>> Start EXTRACTED ENTRIES

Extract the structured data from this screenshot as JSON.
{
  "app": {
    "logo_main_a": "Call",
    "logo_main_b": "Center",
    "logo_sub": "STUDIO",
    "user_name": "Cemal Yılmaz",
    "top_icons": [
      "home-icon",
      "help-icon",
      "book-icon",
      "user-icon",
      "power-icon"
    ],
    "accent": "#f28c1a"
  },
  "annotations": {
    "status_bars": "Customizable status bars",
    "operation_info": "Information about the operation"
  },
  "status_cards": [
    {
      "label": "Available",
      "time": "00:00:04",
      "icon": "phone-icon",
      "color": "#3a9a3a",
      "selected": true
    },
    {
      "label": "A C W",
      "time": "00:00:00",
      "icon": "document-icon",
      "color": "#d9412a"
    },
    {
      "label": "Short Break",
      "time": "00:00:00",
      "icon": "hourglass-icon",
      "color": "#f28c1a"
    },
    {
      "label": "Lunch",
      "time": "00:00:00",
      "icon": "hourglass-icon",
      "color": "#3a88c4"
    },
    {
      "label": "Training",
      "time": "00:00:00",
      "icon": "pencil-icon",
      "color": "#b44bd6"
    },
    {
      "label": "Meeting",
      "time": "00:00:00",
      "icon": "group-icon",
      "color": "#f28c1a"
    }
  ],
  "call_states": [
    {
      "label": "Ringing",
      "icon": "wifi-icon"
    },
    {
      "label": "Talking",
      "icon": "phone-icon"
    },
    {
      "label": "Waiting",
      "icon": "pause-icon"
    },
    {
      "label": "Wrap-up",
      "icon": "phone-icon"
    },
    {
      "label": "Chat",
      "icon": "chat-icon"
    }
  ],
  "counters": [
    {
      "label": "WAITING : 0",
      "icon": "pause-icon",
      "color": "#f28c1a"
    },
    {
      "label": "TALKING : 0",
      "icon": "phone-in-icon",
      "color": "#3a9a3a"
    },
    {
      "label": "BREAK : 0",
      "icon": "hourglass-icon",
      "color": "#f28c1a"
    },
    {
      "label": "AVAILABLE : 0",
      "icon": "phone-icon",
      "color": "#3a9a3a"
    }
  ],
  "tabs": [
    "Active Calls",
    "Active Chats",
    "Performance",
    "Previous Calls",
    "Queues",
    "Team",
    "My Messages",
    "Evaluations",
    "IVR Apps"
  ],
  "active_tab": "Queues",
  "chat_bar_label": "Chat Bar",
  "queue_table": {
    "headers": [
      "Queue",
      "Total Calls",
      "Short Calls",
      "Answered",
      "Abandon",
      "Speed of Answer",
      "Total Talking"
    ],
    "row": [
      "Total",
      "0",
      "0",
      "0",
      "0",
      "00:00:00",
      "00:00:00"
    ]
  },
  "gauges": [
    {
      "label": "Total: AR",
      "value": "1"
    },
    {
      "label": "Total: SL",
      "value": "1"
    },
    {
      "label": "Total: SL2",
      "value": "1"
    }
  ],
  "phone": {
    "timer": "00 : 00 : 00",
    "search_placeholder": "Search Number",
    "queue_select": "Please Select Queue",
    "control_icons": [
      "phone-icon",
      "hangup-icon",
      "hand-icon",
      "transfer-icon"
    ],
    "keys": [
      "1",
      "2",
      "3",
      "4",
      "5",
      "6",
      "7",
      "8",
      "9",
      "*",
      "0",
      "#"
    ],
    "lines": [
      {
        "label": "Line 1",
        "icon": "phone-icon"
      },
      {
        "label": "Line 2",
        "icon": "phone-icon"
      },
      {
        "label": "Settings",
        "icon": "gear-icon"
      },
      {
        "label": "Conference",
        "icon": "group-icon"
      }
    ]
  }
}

>> End EXTRACTED ENTRIES

CHALLENGE: Write the listing out again, exactly as it reads.

TASK RESPONSE:
Extract the structured data from this screenshot as JSON.
{
  "app": {
    "logo_main_a": "Call",
    "logo_main_b": "Center",
    "logo_sub": "STUDIO",
    "user_name": "Cemal Yılmaz",
    "top_icons": [
      "home-icon",
      "help-icon",
      "book-icon",
      "user-icon",
      "power-icon"
    ],
    "accent": "#f28c1a"
  },
  "annotations": {
    "status_bars": "Customizable status bars",
    "operation_info": "Information about the operation"
  },
  "status_cards": [
    {
      "label": "Available",
      "time": "00:00:04",
      "icon": "phone-icon",
      "color": "#3a9a3a",
      "selected": true
    },
    {
      "label": "A C W",
      "time": "00:00:00",
      "icon": "document-icon",
      "color": "#d9412a"
    },
    {
      "label": "Short Break",
      "time": "00:00:00",
      "icon": "hourglass-icon",
      "color": "#f28c1a"
    },
    {
      "label": "Lunch",
      "time": "00:00:00",
      "icon": "hourglass-icon",
      "color": "#3a88c4"
    },
    {
      "label": "Training",
      "time": "00:00:00",
      "icon": "pencil-icon",
      "color": "#b44bd6"
    },
    {
      "label": "Meeting",
      "time": "00:00:00",
      "icon": "group-icon",
      "color": "#f28c1a"
    }
  ],
  "call_states": [
    {
      "label": "Ringing",
      "icon": "wifi-icon"
    },
    {
      "label": "Talking",
      "icon": "phone-icon"
    },
    {
      "label": "Waiting",
      "icon": "pause-icon"
    },
    {
      "label": "Wrap-up",
      "icon": "phone-icon"
    },
    {
      "label": "Chat",
      "icon": "chat-icon"
    }
  ],
  "counters": [
    {
      "label": "WAITING : 0",
      "icon": "pause-icon",
      "color": "#f28c1a"
    },
    {
      "label": "TALKING : 0",
      "icon": "phone-in-icon",
      "color": "#3a9a3a"
    },
    {
      "label": "BREAK : 0",
      "icon": "hourglass-icon",
      "color": "#f28c1a"
    },
    {
      "label": "AVAILABLE : 0",
      "icon": "phone-icon",
      "color": "#3a9a3a"
    }
  ],
  "tabs": [
    "Active Calls",
    "Active Chats",
    "Performance",
    "Previous Calls",
    "Queues",
    "Team",
    "My Messages",
    "Evaluations",
    "IVR Apps"
  ],
  "active_tab": "Queues",
  "chat_bar_label": "Chat Bar",
  "queue_table": {
    "headers": [
      "Queue",
      "Total Calls",
      "Short Calls",
      "Answered",
      "Abandon",
      "Speed of Answer",
      "Total Talking"
    ],
    "row": [
      "Total",
      "0",
      "0",
      "0",
      "0",
      "00:00:00",
      "00:00:00"
    ]
  },
  "gauges": [
    {
      "label": "Total: AR",
      "value": "1"
    },
    {
      "label": "Total: SL",
      "value": "1"
    },
    {
      "label": "Total: SL2",
      "value": "1"
    }
  ],
  "phone": {
    "timer": "00 : 00 : 00",
    "search_placeholder": "Search Number",
    "queue_select": "Please Select Queue",
    "control_icons": [
      "phone-icon",
      "hangup-icon",
      "hand-icon",
      "transfer-icon"
    ],
    "keys": [
      "1",
      "2",
      "3",
      "4",
      "5",
      "6",
      "7",
      "8",
      "9",
      "*",
      "0",
      "#"
    ],
    "lines": [
      {
        "label": "Line 1",
        "icon": "phone-icon"
      },
      {
        "label": "Line 2",
        "icon": "phone-icon"
      },
      {
        "label": "Settings",
        "icon": "gear-icon"
      },
      {
        "label": "Conference",
        "icon": "group-icon"
      }
    ]
  }
}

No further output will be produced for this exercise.